Dataset records →
⟨

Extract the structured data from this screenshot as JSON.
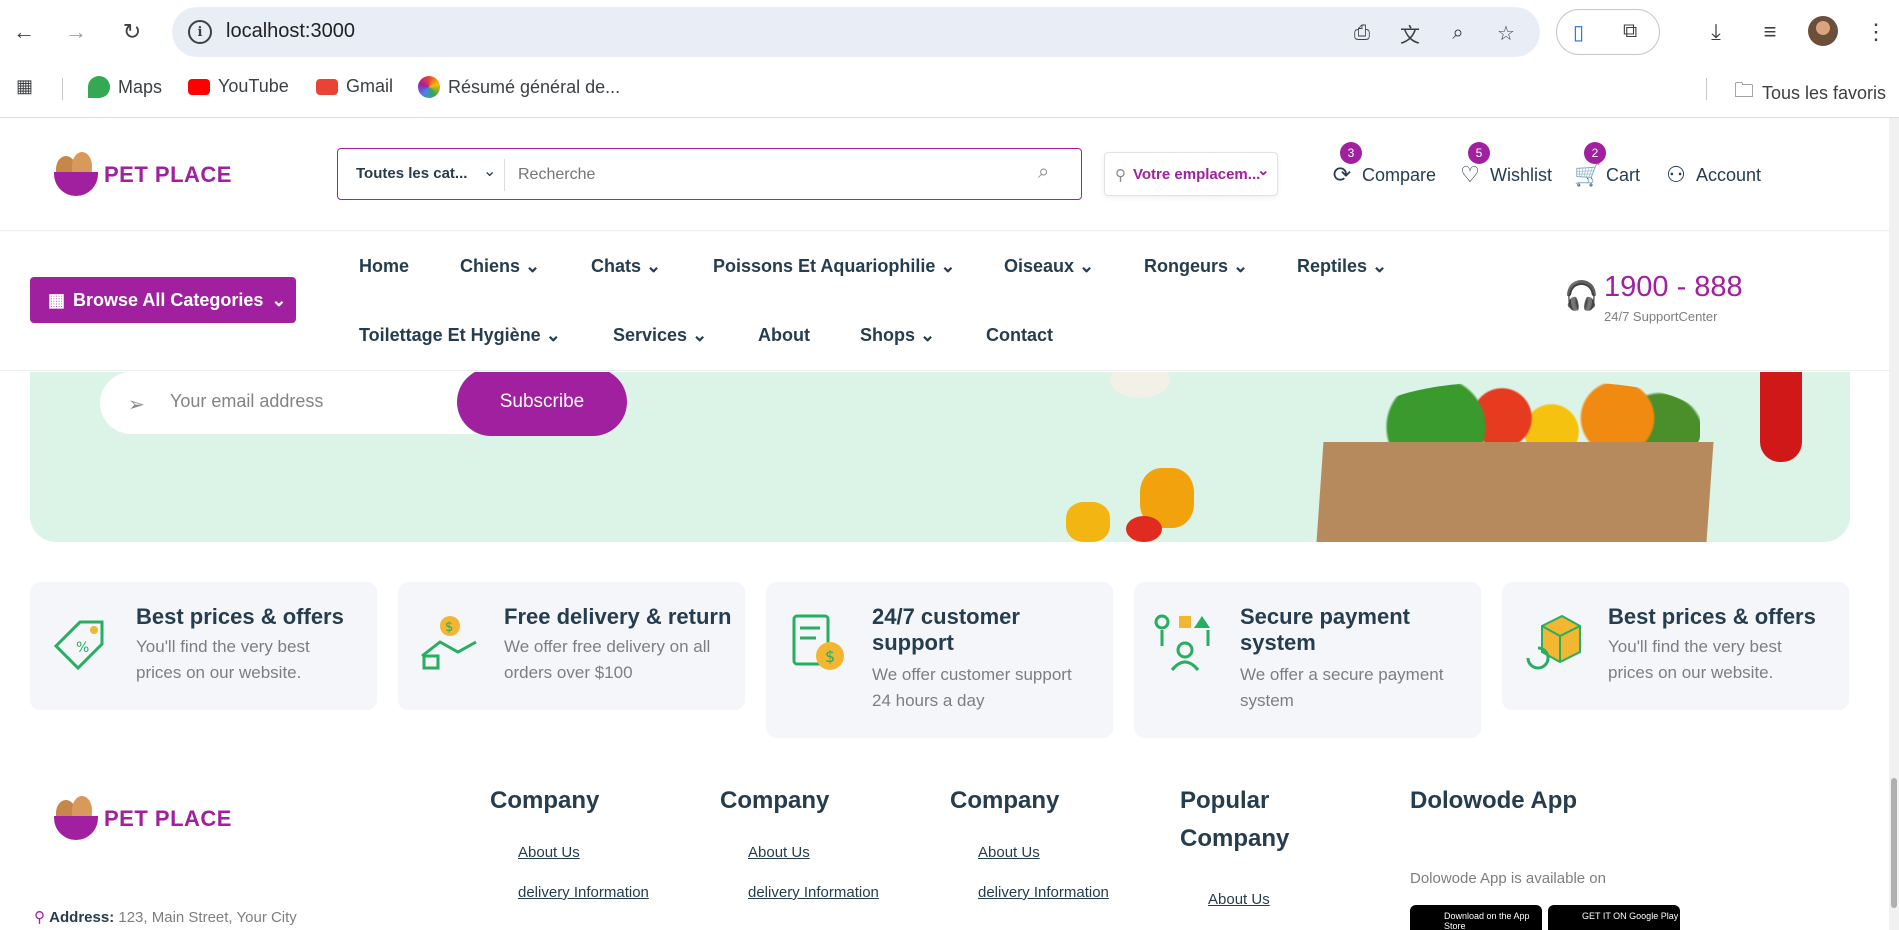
{
  "browser": {
    "url": "localhost:3000",
    "bookmarks": [
      {
        "label": "Maps",
        "color": "#34a853"
      },
      {
        "label": "YouTube",
        "color": "#ff0000"
      },
      {
        "label": "Gmail",
        "color": "#ea4335"
      },
      {
        "label": "Résumé général de...",
        "color": "#fbbc05"
      }
    ],
    "all_bookmarks": "Tous les favoris"
  },
  "header": {
    "logo_text": "PET PLACE",
    "search_category": "Toutes les cat...",
    "search_placeholder": "Recherche",
    "location": "Votre emplacem...",
    "actions": [
      {
        "label": "Compare",
        "badge": "3",
        "icon": "compare-icon"
      },
      {
        "label": "Wishlist",
        "badge": "5",
        "icon": "heart-icon"
      },
      {
        "label": "Cart",
        "badge": "2",
        "icon": "cart-icon"
      },
      {
        "label": "Account",
        "badge": "",
        "icon": "user-icon"
      }
    ]
  },
  "nav": {
    "browse": "Browse All Categories",
    "links": [
      "Home",
      "Chiens",
      "Chats",
      "Poissons Et Aquariophilie",
      "Oiseaux",
      "Rongeurs",
      "Reptiles",
      "Toilettage Et Hygiène",
      "Services",
      "About",
      "Shops",
      "Contact"
    ],
    "phone": "1900 - 888",
    "support": "24/7 SupportCenter"
  },
  "newsletter": {
    "placeholder": "Your email address",
    "button": "Subscribe"
  },
  "features": [
    {
      "title": "Best prices & offers",
      "desc": "You'll find the very best prices on our website.",
      "icon": "price-tag-icon"
    },
    {
      "title": "Free delivery & return",
      "desc": "We offer free delivery on all orders over $100",
      "icon": "delivery-hand-icon"
    },
    {
      "title": "24/7 customer support",
      "desc": "We offer customer support 24 hours a day",
      "icon": "invoice-dollar-icon"
    },
    {
      "title": "Secure payment system",
      "desc": "We offer a secure payment system",
      "icon": "payment-network-icon"
    },
    {
      "title": "Best prices & offers",
      "desc": "You'll find the very best prices on our website.",
      "icon": "return-box-icon"
    }
  ],
  "footer": {
    "logo_text": "PET PLACE",
    "address_label": "Address:",
    "address": "123, Main Street, Your City",
    "columns": [
      {
        "title": "Company",
        "links": [
          "About Us",
          "delivery Information"
        ]
      },
      {
        "title": "Company",
        "links": [
          "About Us",
          "delivery Information"
        ]
      },
      {
        "title": "Company",
        "links": [
          "About Us",
          "delivery Information"
        ]
      },
      {
        "title": "Popular Company",
        "links": [
          "About Us"
        ]
      }
    ],
    "app_title": "Dolowode App",
    "app_text": "Dolowode App is available on",
    "app_store": "Download on the App Store",
    "google_play": "GET IT ON Google Play"
  },
  "colors": {
    "brand": "#a020a0",
    "banner": "#dcf3e7",
    "feature_bg": "#f4f6fa"
  }
}
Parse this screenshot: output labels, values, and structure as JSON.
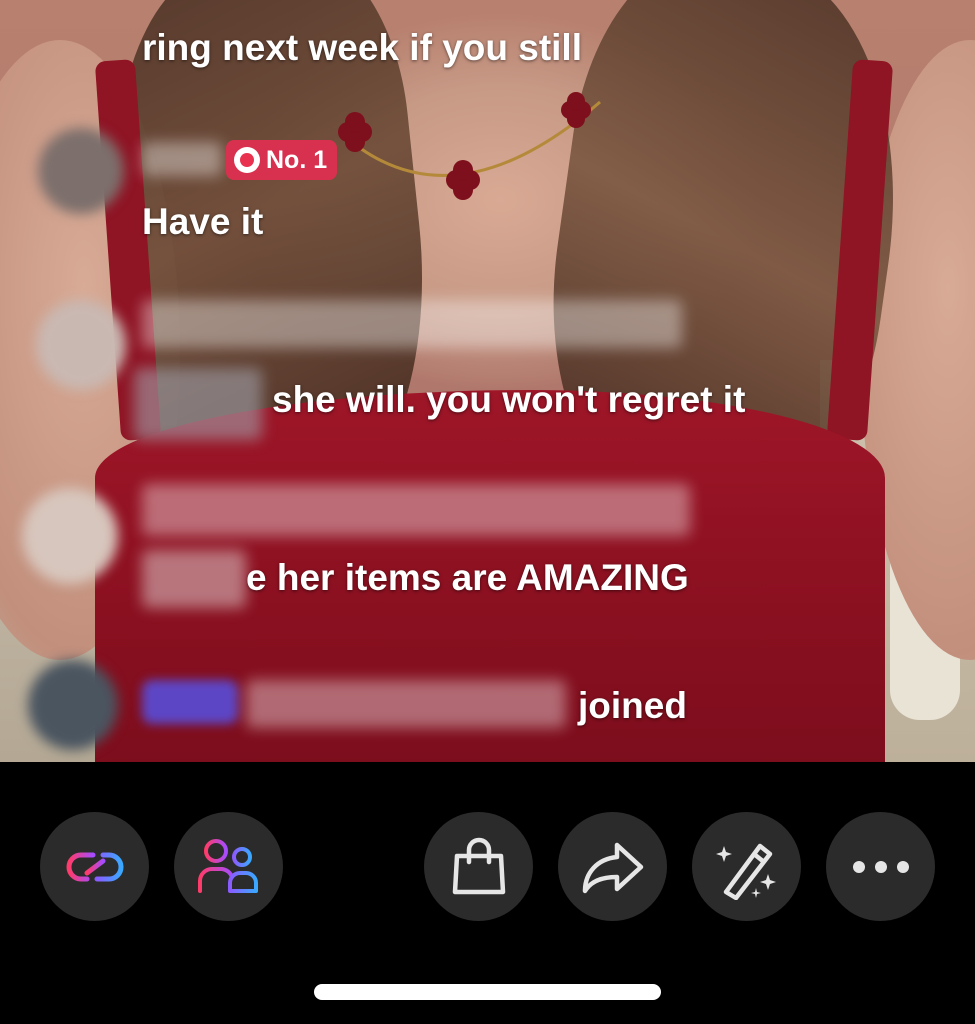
{
  "comments": [
    {
      "text": "ring next week if you still",
      "blurred_name": true
    },
    {
      "badge": "No. 1",
      "text": "Have it",
      "blurred_name": true
    },
    {
      "text": "she will. you won't regret it",
      "blurred_name": true
    },
    {
      "text": "e her items are AMAZING",
      "blurred_name": true
    },
    {
      "text": "joined",
      "blurred_name": true
    }
  ],
  "toolbar": {
    "icons": [
      "collab-link-icon",
      "guests-icon",
      "shopping-bag-icon",
      "share-arrow-icon",
      "magic-wand-icon",
      "more-icon"
    ]
  },
  "colors": {
    "bar_background": "#000000",
    "button_background": "#2b2b2b",
    "badge_red": "#d8314f",
    "accent_pink": "#ff3b6b",
    "accent_blue": "#4a8cff"
  }
}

⟩

WRITTEN PROBLEM → Copy out the listing exactly as it stands, but not the pictures.

EXPECTED ANSWER →
Extract the structured data from this screenshot as JSON.
{
  "browser": {
    "url": "localhost:3000",
    "bookmarks": [
      {
        "label": "Maps",
        "color": "#34a853"
      },
      {
        "label": "YouTube",
        "color": "#ff0000"
      },
      {
        "label": "Gmail",
        "color": "#ea4335"
      },
      {
        "label": "Résumé général de...",
        "color": "#fbbc05"
      }
    ],
    "all_bookmarks": "Tous les favoris"
  },
  "header": {
    "logo_text": "PET PLACE",
    "search_category": "Toutes les cat...",
    "search_placeholder": "Recherche",
    "location": "Votre emplacem...",
    "actions": [
      {
        "label": "Compare",
        "badge": "3",
        "icon": "compare-icon"
      },
      {
        "label": "Wishlist",
        "badge": "5",
        "icon": "heart-icon"
      },
      {
        "label": "Cart",
        "badge": "2",
        "icon": "cart-icon"
      },
      {
        "label": "Account",
        "badge": "",
        "icon": "user-icon"
      }
    ]
  },
  "nav": {
    "browse": "Browse All Categories",
    "links": [
      "Home",
      "Chiens",
      "Chats",
      "Poissons Et Aquariophilie",
      "Oiseaux",
      "Rongeurs",
      "Reptiles",
      "Toilettage Et Hygiène",
      "Services",
      "About",
      "Shops",
      "Contact"
    ],
    "phone": "1900 - 888",
    "support": "24/7 SupportCenter"
  },
  "newsletter": {
    "placeholder": "Your email address",
    "button": "Subscribe"
  },
  "features": [
    {
      "title": "Best prices & offers",
      "desc": "You'll find the very best prices on our website.",
      "icon": "price-tag-icon"
    },
    {
      "title": "Free delivery & return",
      "desc": "We offer free delivery on all orders over $100",
      "icon": "delivery-hand-icon"
    },
    {
      "title": "24/7 customer support",
      "desc": "We offer customer support 24 hours a day",
      "icon": "invoice-dollar-icon"
    },
    {
      "title": "Secure payment system",
      "desc": "We offer a secure payment system",
      "icon": "payment-network-icon"
    },
    {
      "title": "Best prices & offers",
      "desc": "You'll find the very best prices on our website.",
      "icon": "return-box-icon"
    }
  ],
  "footer": {
    "logo_text": "PET PLACE",
    "address_label": "Address:",
    "address": "123, Main Street, Your City",
    "columns": [
      {
        "title": "Company",
        "links": [
          "About Us",
          "delivery Information"
        ]
      },
      {
        "title": "Company",
        "links": [
          "About Us",
          "delivery Information"
        ]
      },
      {
        "title": "Company",
        "links": [
          "About Us",
          "delivery Information"
        ]
      },
      {
        "title": "Popular Company",
        "links": [
          "About Us"
        ]
      }
    ],
    "app_title": "Dolowode App",
    "app_text": "Dolowode App is available on",
    "app_store": "Download on the App Store",
    "google_play": "GET IT ON Google Play"
  },
  "colors": {
    "brand": "#a020a0",
    "banner": "#dcf3e7",
    "feature_bg": "#f4f6fa"
  }
}
Parse this screenshot: output labels, values, and structure as JSON.
{
  "comments": [
    {
      "text": "ring next week if you still",
      "blurred_name": true
    },
    {
      "badge": "No. 1",
      "text": "Have it",
      "blurred_name": true
    },
    {
      "text": "she will. you won't regret it",
      "blurred_name": true
    },
    {
      "text": "e her items are AMAZING",
      "blurred_name": true
    },
    {
      "text": "joined",
      "blurred_name": true
    }
  ],
  "toolbar": {
    "icons": [
      "collab-link-icon",
      "guests-icon",
      "shopping-bag-icon",
      "share-arrow-icon",
      "magic-wand-icon",
      "more-icon"
    ]
  },
  "colors": {
    "bar_background": "#000000",
    "button_background": "#2b2b2b",
    "badge_red": "#d8314f",
    "accent_pink": "#ff3b6b",
    "accent_blue": "#4a8cff"
  }
}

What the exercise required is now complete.